Dataset listings of figures:
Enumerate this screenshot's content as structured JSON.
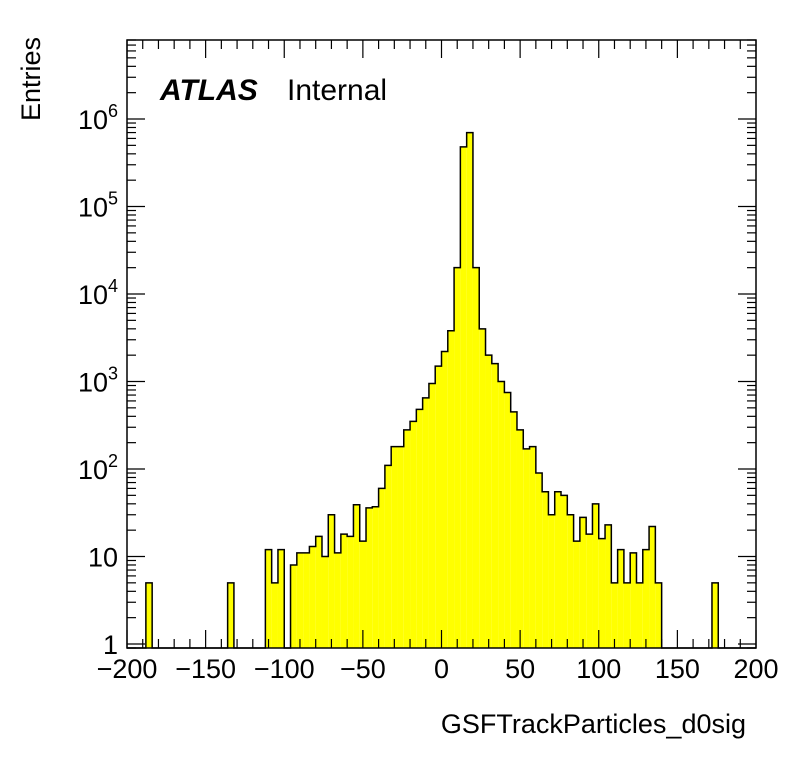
{
  "chart_data": {
    "type": "histogram",
    "xlabel": "GSFTrackParticles_d0sig",
    "ylabel": "Entries",
    "experiment_label": "ATLAS",
    "status_label": "Internal",
    "xlim": [
      -200,
      200
    ],
    "ylim": [
      0.9,
      8000000
    ],
    "log_y": true,
    "grid": false,
    "legend": "none",
    "fill_color": "#ffff00",
    "line_color": "#000000",
    "x_ticks": [
      -200,
      -150,
      -100,
      -50,
      0,
      50,
      100,
      150,
      200
    ],
    "x_tick_labels": [
      "−200",
      "−150",
      "−100",
      "−50",
      "0",
      "50",
      "100",
      "150",
      "200"
    ],
    "y_ticks": [
      {
        "value": 1,
        "base": "1",
        "exp": ""
      },
      {
        "value": 10,
        "base": "10",
        "exp": ""
      },
      {
        "value": 100,
        "base": "10",
        "exp": "2"
      },
      {
        "value": 1000,
        "base": "10",
        "exp": "3"
      },
      {
        "value": 10000,
        "base": "10",
        "exp": "4"
      },
      {
        "value": 100000,
        "base": "10",
        "exp": "5"
      },
      {
        "value": 1000000,
        "base": "10",
        "exp": "6"
      }
    ],
    "bin_start": -200,
    "bin_width": 4,
    "values": [
      0,
      0,
      0,
      5,
      0,
      0,
      0,
      0,
      0,
      0,
      0,
      0,
      0,
      0,
      0,
      0,
      5,
      0,
      0,
      0,
      0,
      0,
      12,
      5,
      12,
      0,
      8,
      11,
      11,
      13,
      17,
      10,
      30,
      11,
      18,
      17,
      39,
      15,
      36,
      37,
      60,
      110,
      180,
      180,
      280,
      350,
      480,
      650,
      950,
      1500,
      2200,
      3800,
      20000,
      480000,
      700000,
      20000,
      4000,
      2000,
      1600,
      1000,
      750,
      450,
      280,
      170,
      180,
      90,
      55,
      30,
      55,
      50,
      30,
      15,
      28,
      18,
      40,
      16,
      23,
      5,
      12,
      5,
      11,
      5,
      12,
      22,
      5,
      0,
      0,
      0,
      0,
      0,
      0,
      0,
      0,
      5,
      0,
      0,
      0,
      0,
      0,
      0
    ]
  }
}
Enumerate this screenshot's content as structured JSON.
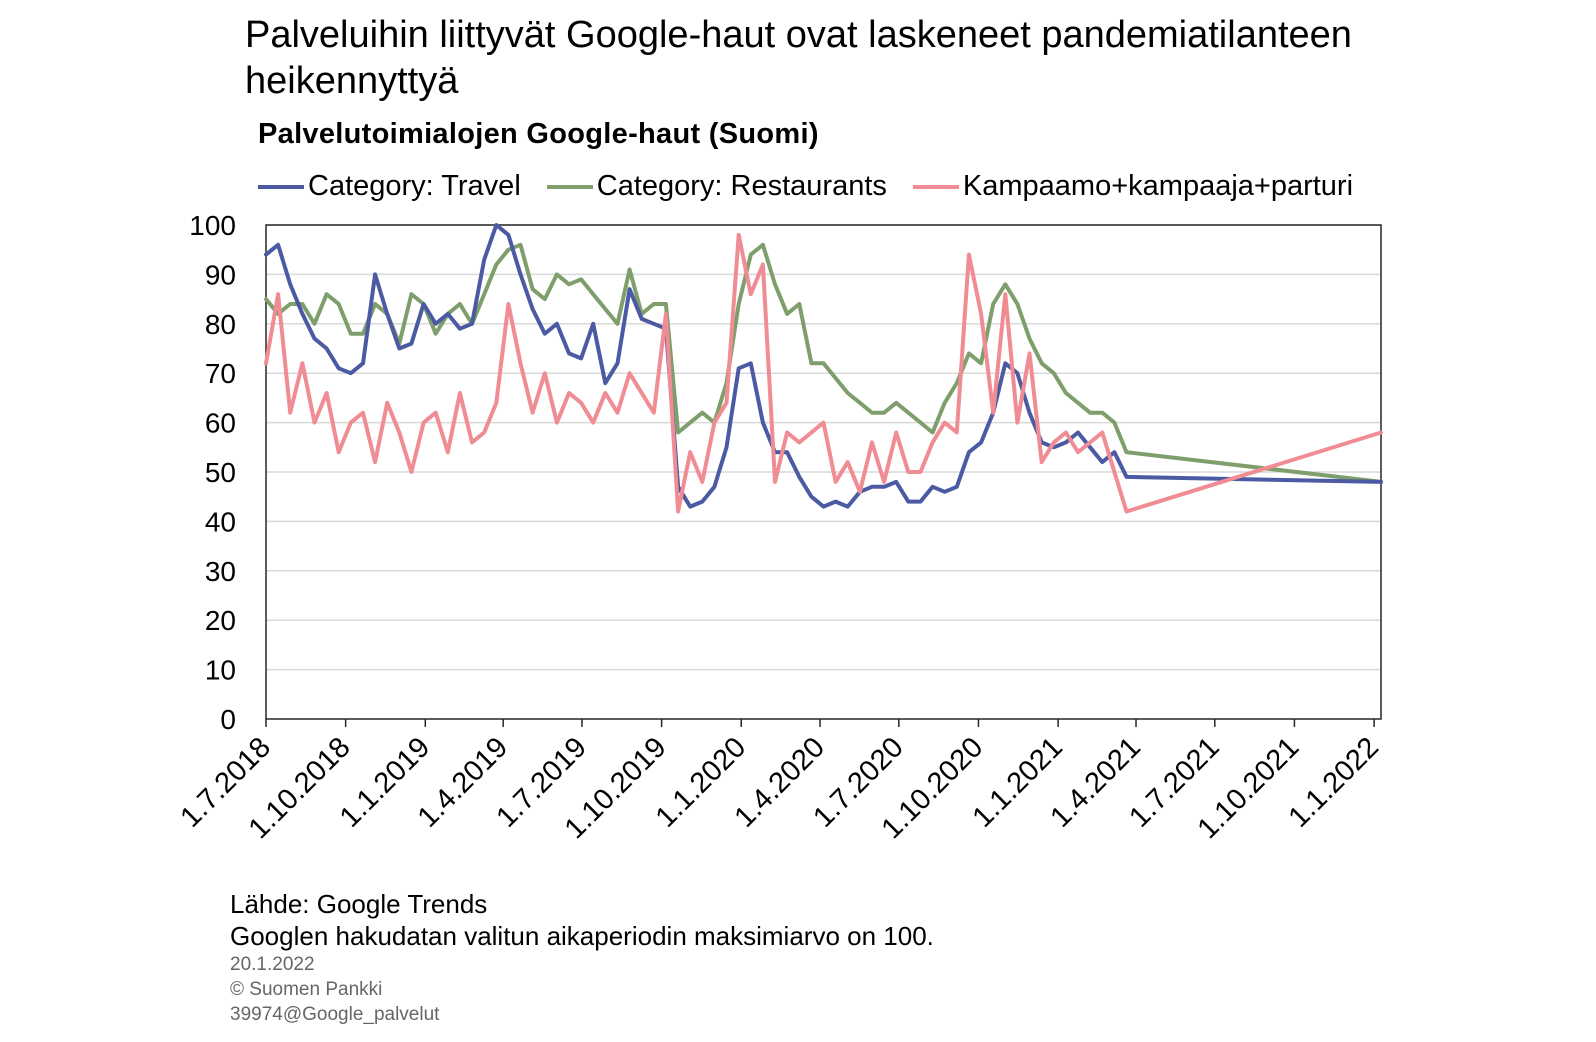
{
  "headline": "Palveluihin liittyvät Google-haut ovat laskeneet pandemiatilanteen heikennyttyä",
  "notes": {
    "source": "Lähde: Google Trends",
    "footnote": "Googlen hakudatan valitun aikaperiodin maksimiarvo on 100.",
    "date": "20.1.2022",
    "copyright": "© Suomen Pankki",
    "code": "39974@Google_palvelut"
  },
  "chart_data": {
    "type": "line",
    "title": "Palvelutoimialojen Google-haut (Suomi)",
    "ylim": [
      0,
      100
    ],
    "yticks": [
      0,
      10,
      20,
      30,
      40,
      50,
      60,
      70,
      80,
      90,
      100
    ],
    "grid": "horizontal",
    "legend": "top",
    "x_start": "1.7.2018",
    "x_end": "9.1.2022",
    "x_step": "biweekly",
    "xticks": [
      "1.7.2018",
      "1.10.2018",
      "1.1.2019",
      "1.4.2019",
      "1.7.2019",
      "1.10.2019",
      "1.1.2020",
      "1.4.2020",
      "1.7.2020",
      "1.10.2020",
      "1.1.2021",
      "1.4.2021",
      "1.7.2021",
      "1.10.2021",
      "1.1.2022"
    ],
    "series": [
      {
        "name": "Category: Travel",
        "color": "#4B5AA3",
        "values": [
          94,
          96,
          88,
          82,
          77,
          75,
          71,
          70,
          72,
          90,
          82,
          75,
          76,
          84,
          80,
          82,
          79,
          80,
          93,
          100,
          98,
          90,
          83,
          78,
          80,
          74,
          73,
          80,
          68,
          72,
          87,
          81,
          80,
          79,
          47,
          43,
          44,
          47,
          55,
          71,
          72,
          60,
          54,
          54,
          49,
          45,
          43,
          44,
          43,
          46,
          47,
          47,
          48,
          44,
          44,
          47,
          46,
          47,
          54,
          56,
          62,
          72,
          70,
          62,
          56,
          55,
          56,
          58,
          55,
          52,
          54,
          49,
          48
        ]
      },
      {
        "name": "Category: Restaurants",
        "color": "#7E9E6B",
        "values": [
          85,
          82,
          84,
          84,
          80,
          86,
          84,
          78,
          78,
          84,
          82,
          76,
          86,
          84,
          78,
          82,
          84,
          80,
          86,
          92,
          95,
          96,
          87,
          85,
          90,
          88,
          89,
          86,
          83,
          80,
          91,
          82,
          84,
          84,
          58,
          60,
          62,
          60,
          68,
          84,
          94,
          96,
          88,
          82,
          84,
          72,
          72,
          69,
          66,
          64,
          62,
          62,
          64,
          62,
          60,
          58,
          64,
          68,
          74,
          72,
          84,
          88,
          84,
          77,
          72,
          70,
          66,
          64,
          62,
          62,
          60,
          54,
          48
        ]
      },
      {
        "name": "Kampaamo+kampaaja+parturi",
        "color": "#F08C94",
        "values": [
          72,
          86,
          62,
          72,
          60,
          66,
          54,
          60,
          62,
          52,
          64,
          58,
          50,
          60,
          62,
          54,
          66,
          56,
          58,
          64,
          84,
          72,
          62,
          70,
          60,
          66,
          64,
          60,
          66,
          62,
          70,
          66,
          62,
          82,
          42,
          54,
          48,
          60,
          64,
          98,
          86,
          92,
          48,
          58,
          56,
          58,
          60,
          48,
          52,
          46,
          56,
          48,
          58,
          50,
          50,
          56,
          60,
          58,
          94,
          82,
          62,
          86,
          60,
          74,
          52,
          56,
          58,
          54,
          56,
          58,
          50,
          42,
          58
        ]
      }
    ]
  }
}
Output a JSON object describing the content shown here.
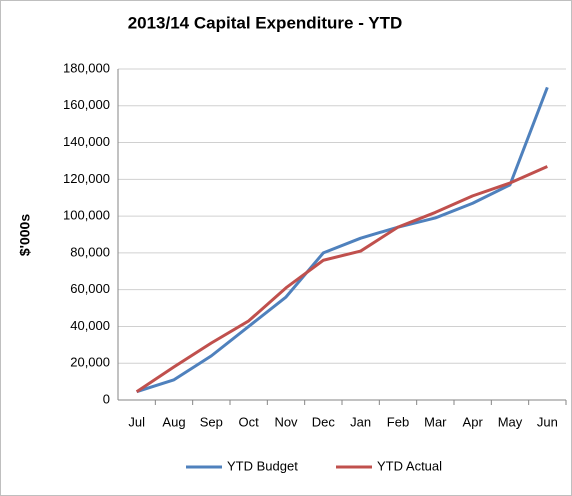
{
  "chart_data": {
    "type": "line",
    "title": "2013/14 Capital Expenditure - YTD",
    "y_label": "$'000s",
    "categories": [
      "Jul",
      "Aug",
      "Sep",
      "Oct",
      "Nov",
      "Dec",
      "Jan",
      "Feb",
      "Mar",
      "Apr",
      "May",
      "Jun"
    ],
    "series": [
      {
        "name": "YTD Budget",
        "color": "#4f81bd",
        "values": [
          4500,
          11000,
          24000,
          40000,
          56000,
          80000,
          88000,
          94000,
          99000,
          107000,
          117000,
          170000
        ]
      },
      {
        "name": "YTD Actual",
        "color": "#c0504d",
        "values": [
          4500,
          18000,
          31000,
          43000,
          61000,
          76000,
          81000,
          94000,
          102000,
          111000,
          118000,
          127000
        ]
      }
    ],
    "ylim": [
      0,
      180000
    ],
    "yticks": [
      0,
      {
        "value": 20000,
        "label": "20,000"
      },
      {
        "value": 40000,
        "label": "40,000"
      },
      {
        "value": 60000,
        "label": "60,000"
      },
      {
        "value": 80000,
        "label": "80,000"
      },
      {
        "value": 100000,
        "label": "100,000"
      },
      {
        "value": 120000,
        "label": "120,000"
      },
      {
        "value": 140000,
        "label": "140,000"
      },
      {
        "value": 160000,
        "label": "160,000"
      },
      {
        "value": 180000,
        "label": "180,000"
      }
    ],
    "grid": true,
    "legend": "bottom"
  }
}
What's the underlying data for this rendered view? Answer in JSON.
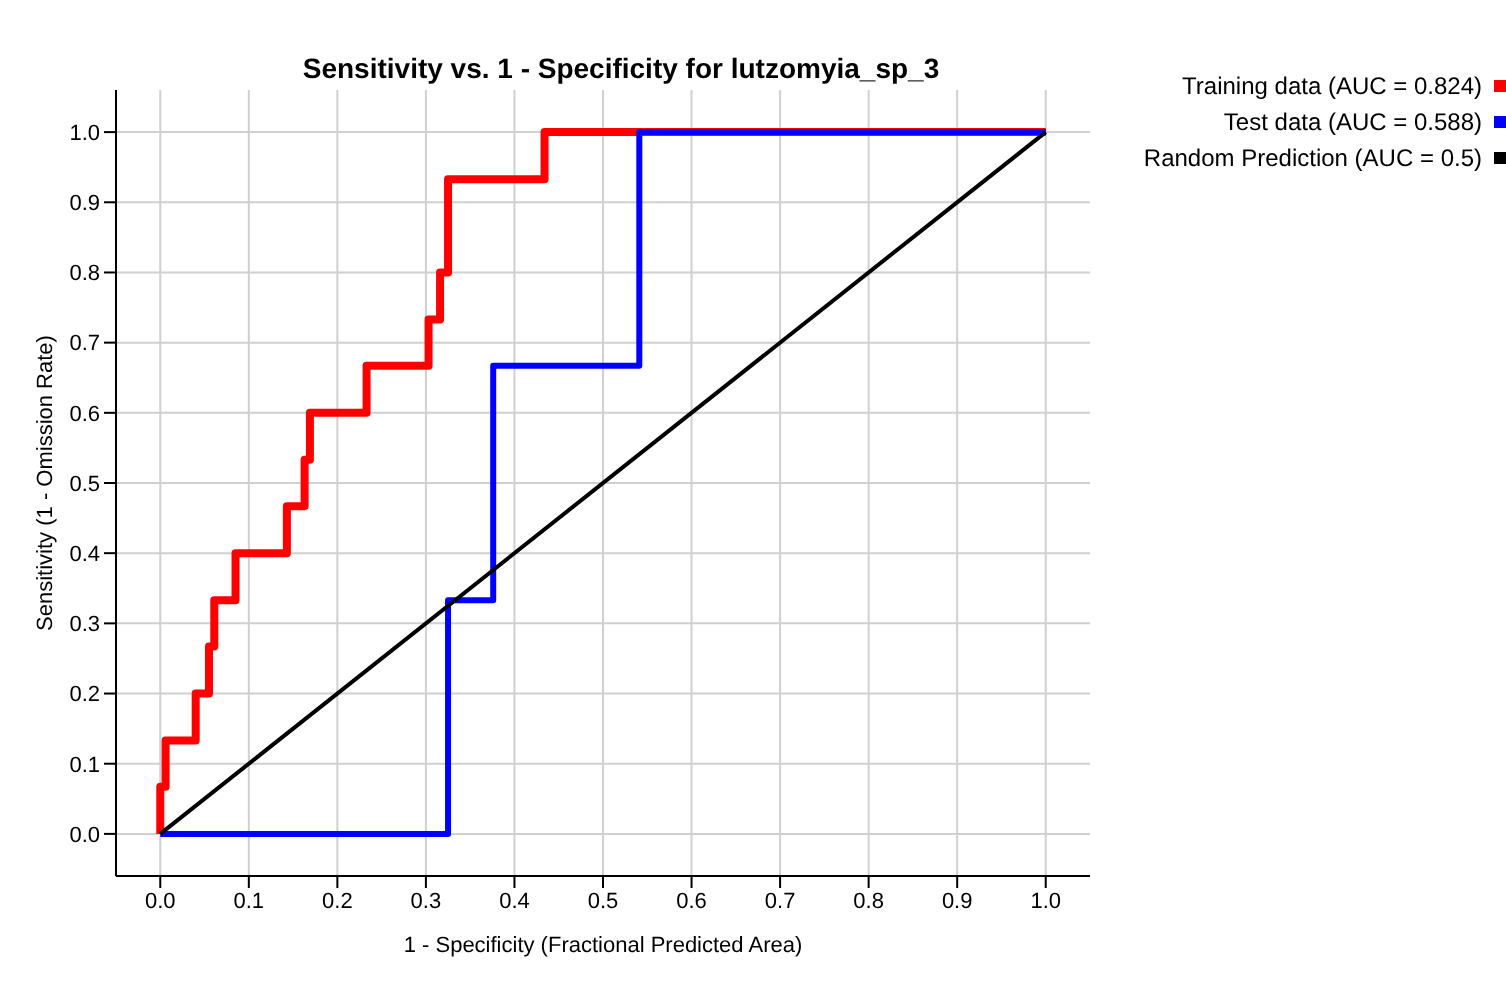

- **Exercise instructions**
Filter the data, keeping only the lines that contain "Category".

- **Completed task**
        "name": "Category: Travel",
        "name": "Category: Restaurants",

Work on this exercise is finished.